• Collected data:
──────────

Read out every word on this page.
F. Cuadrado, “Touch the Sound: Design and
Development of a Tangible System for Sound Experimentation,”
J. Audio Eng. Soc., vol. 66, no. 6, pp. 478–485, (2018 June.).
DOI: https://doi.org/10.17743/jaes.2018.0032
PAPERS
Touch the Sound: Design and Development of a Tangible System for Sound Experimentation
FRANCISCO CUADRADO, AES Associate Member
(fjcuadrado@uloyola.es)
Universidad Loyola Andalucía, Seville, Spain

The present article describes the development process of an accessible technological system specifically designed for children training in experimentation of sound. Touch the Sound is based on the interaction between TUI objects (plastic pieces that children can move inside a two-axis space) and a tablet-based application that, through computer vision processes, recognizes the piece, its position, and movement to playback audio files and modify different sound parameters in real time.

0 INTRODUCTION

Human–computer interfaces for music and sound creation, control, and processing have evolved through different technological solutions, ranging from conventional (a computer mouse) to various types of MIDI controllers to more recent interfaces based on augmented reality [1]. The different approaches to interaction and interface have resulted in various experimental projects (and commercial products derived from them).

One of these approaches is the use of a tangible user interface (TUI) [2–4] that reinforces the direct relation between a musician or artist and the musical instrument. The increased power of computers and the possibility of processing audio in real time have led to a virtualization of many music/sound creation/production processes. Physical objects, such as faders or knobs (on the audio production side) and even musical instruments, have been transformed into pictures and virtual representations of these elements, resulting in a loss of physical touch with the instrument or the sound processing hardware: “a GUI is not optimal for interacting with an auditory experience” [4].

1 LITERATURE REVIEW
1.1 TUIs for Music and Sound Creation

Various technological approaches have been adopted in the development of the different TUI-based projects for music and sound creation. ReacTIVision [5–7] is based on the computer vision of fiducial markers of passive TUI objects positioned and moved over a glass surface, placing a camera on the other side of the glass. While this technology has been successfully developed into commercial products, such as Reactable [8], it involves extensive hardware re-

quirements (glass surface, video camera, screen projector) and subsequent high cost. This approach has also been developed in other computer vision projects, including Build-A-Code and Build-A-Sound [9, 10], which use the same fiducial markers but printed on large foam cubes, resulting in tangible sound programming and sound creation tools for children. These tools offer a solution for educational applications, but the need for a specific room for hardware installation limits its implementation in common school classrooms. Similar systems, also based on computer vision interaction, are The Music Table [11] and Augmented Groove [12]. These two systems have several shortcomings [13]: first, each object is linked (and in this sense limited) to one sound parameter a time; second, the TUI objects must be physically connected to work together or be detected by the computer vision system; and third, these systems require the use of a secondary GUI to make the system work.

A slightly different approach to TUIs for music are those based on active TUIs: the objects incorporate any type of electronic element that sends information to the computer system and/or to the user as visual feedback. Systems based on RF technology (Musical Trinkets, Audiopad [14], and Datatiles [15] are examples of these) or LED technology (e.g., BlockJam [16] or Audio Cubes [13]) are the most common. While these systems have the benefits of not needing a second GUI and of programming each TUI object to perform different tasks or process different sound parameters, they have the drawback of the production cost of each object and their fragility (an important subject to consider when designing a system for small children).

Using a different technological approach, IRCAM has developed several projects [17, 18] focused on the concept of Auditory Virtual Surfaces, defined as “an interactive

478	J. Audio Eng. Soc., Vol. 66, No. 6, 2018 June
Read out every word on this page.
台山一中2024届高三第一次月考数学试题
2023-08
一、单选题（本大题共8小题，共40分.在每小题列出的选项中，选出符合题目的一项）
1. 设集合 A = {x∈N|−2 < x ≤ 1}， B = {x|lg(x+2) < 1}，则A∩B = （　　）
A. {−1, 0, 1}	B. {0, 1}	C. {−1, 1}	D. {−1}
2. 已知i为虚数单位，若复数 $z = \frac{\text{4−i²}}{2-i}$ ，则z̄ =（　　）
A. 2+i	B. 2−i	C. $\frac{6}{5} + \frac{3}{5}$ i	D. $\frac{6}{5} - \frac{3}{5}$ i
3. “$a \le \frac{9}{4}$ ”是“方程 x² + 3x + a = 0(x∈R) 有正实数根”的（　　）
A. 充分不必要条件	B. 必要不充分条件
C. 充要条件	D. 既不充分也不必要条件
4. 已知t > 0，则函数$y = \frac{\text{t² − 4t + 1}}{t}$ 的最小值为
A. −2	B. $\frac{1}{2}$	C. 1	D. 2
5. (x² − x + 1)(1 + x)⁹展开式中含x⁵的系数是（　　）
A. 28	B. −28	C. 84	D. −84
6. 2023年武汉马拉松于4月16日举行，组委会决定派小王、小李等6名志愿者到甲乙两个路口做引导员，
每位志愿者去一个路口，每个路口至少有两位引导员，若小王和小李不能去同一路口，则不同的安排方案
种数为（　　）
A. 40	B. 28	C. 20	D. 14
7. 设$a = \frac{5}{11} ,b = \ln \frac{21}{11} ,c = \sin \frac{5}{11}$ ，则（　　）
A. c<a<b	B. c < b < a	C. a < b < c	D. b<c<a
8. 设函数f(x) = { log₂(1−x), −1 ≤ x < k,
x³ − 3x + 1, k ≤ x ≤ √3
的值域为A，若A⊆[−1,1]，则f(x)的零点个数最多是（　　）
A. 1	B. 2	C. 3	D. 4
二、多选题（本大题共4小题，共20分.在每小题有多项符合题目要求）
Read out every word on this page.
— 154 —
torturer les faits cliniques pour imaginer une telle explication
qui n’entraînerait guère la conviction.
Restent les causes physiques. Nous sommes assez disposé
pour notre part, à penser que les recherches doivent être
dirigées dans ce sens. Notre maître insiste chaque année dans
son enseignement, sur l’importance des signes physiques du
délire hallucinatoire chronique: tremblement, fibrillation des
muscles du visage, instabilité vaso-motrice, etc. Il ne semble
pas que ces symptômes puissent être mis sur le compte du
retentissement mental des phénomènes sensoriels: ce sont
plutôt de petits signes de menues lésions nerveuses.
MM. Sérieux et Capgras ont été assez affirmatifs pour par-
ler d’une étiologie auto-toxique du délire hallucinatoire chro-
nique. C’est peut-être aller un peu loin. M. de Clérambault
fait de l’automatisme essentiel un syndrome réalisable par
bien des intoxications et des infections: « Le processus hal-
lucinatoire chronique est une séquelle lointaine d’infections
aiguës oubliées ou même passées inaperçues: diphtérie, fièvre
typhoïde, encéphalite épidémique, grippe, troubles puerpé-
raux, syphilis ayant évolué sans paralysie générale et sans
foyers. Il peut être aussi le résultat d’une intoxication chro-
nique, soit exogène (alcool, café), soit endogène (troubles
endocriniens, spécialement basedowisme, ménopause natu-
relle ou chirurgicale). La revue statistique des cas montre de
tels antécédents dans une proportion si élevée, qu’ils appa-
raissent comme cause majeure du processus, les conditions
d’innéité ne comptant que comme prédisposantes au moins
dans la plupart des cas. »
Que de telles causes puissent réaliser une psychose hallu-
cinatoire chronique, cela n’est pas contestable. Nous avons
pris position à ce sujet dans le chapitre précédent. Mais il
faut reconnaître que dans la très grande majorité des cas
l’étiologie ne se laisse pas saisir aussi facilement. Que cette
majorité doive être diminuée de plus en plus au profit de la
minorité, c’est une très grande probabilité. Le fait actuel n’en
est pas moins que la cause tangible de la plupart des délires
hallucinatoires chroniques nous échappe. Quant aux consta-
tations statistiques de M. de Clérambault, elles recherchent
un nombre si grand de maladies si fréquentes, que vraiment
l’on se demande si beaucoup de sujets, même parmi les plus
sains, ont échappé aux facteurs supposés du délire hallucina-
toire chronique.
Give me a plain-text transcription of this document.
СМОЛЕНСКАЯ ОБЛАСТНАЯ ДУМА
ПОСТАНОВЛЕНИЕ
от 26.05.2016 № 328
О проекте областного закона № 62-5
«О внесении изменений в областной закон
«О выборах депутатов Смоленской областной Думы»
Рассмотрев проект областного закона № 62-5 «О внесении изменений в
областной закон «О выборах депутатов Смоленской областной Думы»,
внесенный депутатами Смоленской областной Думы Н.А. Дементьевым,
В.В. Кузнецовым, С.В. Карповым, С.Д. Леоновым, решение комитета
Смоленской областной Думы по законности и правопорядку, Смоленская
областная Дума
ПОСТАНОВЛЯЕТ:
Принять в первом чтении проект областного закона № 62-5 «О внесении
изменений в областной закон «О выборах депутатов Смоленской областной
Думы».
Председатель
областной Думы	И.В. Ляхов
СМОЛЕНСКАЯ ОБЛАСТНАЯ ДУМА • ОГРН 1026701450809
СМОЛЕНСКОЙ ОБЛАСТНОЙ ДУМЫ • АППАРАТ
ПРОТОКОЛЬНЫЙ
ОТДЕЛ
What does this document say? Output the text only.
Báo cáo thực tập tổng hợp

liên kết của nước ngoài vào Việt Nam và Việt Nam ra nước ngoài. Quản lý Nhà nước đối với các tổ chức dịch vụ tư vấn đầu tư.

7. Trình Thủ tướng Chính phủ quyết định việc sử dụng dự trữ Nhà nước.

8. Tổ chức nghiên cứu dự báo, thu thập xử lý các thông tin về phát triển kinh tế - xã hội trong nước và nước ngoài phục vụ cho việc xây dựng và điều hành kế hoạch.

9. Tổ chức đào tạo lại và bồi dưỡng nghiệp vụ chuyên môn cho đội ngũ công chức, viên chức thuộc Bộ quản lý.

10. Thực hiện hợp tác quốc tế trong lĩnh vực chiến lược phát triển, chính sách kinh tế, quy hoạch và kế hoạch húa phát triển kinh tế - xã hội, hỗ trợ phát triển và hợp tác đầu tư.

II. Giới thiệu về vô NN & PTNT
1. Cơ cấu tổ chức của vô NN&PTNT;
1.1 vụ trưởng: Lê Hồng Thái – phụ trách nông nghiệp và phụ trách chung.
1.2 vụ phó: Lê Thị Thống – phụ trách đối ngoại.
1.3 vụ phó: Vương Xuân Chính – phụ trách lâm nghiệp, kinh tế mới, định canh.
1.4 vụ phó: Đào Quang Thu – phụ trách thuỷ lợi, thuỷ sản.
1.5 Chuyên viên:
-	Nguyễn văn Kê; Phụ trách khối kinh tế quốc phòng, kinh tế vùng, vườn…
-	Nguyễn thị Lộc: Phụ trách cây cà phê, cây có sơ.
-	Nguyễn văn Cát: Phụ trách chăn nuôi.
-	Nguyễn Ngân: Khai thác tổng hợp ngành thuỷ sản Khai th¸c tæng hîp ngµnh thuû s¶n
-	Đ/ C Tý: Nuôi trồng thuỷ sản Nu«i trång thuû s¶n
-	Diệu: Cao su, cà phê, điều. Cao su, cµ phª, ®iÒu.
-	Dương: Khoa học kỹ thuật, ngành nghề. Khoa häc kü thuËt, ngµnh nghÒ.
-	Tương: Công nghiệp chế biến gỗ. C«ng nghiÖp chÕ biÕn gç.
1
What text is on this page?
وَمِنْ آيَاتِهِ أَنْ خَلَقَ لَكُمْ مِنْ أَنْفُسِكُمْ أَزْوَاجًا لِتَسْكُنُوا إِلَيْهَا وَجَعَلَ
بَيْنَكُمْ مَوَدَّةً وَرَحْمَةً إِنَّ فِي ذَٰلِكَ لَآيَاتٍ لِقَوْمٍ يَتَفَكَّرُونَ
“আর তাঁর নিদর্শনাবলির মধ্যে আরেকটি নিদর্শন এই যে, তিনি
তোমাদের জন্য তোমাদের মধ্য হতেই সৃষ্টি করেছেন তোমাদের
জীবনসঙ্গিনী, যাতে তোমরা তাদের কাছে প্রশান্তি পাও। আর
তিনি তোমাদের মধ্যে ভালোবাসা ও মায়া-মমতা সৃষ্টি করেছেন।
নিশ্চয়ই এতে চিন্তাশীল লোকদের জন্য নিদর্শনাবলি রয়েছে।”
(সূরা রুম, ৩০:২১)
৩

──────────

• REQUEST: Which lines in the records above contain the string "programming"? Copy each one.

• CORRECT RESULT:
quirements (glass surface, video camera, screen projector) and subsequent high cost. This approach has also been developed in other computer vision projects, including Build-A-Code and Build-A-Sound [9, 10], which use the same fiducial markers but printed on large foam cubes, resulting in tangible sound programming and sound creation tools for children. These tools offer a solution for educational applications, but the need for a specific room for hardware installation limits its implementation in common school classrooms. Similar systems, also based on computer vision interaction, are The Music Table [11] and Augmented Groove [12]. These two systems have several shortcomings [13]: first, each object is linked (and in this sense limited) to one sound parameter a time; second, the TUI objects must be physically connected to work together or be detected by the computer vision system; and third, these systems require the use of a secondary GUI to make the system work.
A slightly different approach to TUIs for music are those based on active TUIs: the objects incorporate any type of electronic element that sends information to the computer system and/or to the user as visual feedback. Systems based on RF technology (Musical Trinkets, Audiopad [14], and Datatiles [15] are examples of these) or LED technology (e.g., BlockJam [16] or Audio Cubes [13]) are the most common. While these systems have the benefits of not needing a second GUI and of programming each TUI object to perform different tasks or process different sound parameters, they have the drawback of the production cost of each object and their fragility (an important subject to consider when designing a system for small children).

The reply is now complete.